=== RECORDS SHOWN ===
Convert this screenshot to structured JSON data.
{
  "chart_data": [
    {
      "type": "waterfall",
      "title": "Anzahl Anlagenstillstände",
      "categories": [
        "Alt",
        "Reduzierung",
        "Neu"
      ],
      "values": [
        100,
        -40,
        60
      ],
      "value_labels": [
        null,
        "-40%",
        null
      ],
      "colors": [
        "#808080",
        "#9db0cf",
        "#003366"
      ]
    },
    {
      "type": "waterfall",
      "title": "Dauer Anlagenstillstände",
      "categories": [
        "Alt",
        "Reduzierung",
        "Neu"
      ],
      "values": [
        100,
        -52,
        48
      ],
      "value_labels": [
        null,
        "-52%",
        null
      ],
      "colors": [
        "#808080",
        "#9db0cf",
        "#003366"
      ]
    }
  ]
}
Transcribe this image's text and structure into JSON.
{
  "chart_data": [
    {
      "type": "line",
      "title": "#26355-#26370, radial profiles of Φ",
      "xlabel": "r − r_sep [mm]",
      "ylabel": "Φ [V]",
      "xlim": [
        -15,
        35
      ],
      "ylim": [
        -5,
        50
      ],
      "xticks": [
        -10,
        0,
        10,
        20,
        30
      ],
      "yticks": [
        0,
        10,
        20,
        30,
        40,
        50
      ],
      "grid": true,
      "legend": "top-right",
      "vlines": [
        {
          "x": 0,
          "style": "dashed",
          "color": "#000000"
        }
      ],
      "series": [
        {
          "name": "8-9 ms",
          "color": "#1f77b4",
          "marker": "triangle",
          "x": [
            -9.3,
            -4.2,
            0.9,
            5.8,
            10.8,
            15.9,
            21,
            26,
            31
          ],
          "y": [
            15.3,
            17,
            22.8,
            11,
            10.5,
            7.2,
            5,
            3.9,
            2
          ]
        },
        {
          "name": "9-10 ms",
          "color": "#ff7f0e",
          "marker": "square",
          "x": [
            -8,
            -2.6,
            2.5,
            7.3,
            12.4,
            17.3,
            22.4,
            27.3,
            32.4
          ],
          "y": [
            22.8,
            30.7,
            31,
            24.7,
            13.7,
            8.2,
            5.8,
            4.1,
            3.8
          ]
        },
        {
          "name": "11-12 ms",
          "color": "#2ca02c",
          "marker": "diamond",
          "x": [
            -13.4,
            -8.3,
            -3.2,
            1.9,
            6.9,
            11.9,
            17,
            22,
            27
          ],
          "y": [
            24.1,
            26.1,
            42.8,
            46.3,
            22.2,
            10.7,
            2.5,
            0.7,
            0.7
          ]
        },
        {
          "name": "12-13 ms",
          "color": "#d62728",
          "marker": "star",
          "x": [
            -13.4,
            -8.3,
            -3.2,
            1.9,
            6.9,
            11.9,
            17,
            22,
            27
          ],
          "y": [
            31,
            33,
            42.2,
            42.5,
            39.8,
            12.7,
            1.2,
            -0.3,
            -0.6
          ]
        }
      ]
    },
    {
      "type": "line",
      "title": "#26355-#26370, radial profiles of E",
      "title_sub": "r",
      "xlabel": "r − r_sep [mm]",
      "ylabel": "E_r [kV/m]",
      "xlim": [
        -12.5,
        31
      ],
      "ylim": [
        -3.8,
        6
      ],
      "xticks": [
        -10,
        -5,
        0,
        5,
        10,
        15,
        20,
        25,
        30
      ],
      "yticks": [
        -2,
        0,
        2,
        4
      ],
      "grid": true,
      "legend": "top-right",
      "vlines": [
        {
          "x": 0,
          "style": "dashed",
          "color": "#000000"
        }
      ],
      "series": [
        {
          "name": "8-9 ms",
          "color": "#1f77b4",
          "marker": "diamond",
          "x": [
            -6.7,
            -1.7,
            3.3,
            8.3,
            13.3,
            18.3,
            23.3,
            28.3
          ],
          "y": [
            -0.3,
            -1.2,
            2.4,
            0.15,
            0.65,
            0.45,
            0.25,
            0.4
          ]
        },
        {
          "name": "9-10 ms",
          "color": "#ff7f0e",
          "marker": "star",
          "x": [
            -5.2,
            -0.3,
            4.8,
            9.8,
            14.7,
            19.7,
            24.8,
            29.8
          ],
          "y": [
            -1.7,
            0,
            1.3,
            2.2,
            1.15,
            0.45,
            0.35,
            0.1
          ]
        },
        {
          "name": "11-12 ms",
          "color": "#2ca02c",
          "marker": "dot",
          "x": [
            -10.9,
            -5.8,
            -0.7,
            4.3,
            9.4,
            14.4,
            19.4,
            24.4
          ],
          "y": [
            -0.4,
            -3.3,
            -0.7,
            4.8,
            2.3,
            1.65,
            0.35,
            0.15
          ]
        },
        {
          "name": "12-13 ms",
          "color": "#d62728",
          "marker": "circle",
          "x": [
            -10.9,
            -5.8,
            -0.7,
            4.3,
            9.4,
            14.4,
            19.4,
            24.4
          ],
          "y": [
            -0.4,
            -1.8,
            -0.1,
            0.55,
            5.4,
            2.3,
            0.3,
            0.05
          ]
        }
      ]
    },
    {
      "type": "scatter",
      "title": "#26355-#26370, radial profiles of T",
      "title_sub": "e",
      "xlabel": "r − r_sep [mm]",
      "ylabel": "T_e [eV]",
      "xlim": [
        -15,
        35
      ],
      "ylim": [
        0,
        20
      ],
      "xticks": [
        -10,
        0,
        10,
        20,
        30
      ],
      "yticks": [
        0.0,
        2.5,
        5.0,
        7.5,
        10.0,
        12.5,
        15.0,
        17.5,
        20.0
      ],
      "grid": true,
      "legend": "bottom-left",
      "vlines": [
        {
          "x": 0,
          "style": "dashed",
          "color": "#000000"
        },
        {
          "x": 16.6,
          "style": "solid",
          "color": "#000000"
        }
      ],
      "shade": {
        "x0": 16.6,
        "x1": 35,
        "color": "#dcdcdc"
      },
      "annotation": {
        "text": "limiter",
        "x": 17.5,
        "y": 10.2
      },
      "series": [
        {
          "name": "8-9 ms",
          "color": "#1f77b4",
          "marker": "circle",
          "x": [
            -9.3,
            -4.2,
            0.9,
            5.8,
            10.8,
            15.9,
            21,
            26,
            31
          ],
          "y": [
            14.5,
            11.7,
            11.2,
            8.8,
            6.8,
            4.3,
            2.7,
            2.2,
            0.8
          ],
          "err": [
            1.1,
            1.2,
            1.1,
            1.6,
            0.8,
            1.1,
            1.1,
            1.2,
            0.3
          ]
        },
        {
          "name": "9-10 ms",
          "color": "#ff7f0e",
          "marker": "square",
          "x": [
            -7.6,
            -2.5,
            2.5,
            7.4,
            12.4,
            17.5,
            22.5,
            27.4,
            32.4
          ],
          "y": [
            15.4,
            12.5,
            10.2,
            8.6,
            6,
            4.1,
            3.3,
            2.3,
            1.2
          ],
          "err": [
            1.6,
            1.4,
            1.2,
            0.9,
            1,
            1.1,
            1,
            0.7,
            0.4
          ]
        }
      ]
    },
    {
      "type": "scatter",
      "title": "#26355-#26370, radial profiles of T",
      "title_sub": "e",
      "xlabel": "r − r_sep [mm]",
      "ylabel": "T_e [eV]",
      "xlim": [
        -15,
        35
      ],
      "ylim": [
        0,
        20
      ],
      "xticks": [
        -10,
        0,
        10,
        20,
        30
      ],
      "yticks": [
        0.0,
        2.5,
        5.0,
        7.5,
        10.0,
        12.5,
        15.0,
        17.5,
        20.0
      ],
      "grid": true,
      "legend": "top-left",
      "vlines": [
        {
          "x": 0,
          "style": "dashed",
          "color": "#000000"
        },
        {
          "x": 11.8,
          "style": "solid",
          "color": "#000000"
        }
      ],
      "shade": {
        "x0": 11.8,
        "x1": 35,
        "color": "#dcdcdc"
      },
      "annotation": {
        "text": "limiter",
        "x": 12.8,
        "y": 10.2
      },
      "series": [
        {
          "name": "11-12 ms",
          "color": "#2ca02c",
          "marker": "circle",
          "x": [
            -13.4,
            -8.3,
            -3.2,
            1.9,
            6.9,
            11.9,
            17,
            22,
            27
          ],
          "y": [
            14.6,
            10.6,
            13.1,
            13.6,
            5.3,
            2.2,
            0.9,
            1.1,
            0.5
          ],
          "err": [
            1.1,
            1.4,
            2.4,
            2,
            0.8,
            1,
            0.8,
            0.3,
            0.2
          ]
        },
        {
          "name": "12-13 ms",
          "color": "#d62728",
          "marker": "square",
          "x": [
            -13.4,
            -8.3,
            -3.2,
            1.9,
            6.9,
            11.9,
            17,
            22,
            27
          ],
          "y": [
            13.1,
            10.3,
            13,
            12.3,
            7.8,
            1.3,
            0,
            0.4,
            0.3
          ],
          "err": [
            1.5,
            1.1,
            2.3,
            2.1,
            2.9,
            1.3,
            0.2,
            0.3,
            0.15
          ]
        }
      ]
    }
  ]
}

=== PROBLEM DETAILS ===
Count every line above that holds the string "ylabel" and give the total, nothing more.

=== WRITTEN SOLUTION ===
4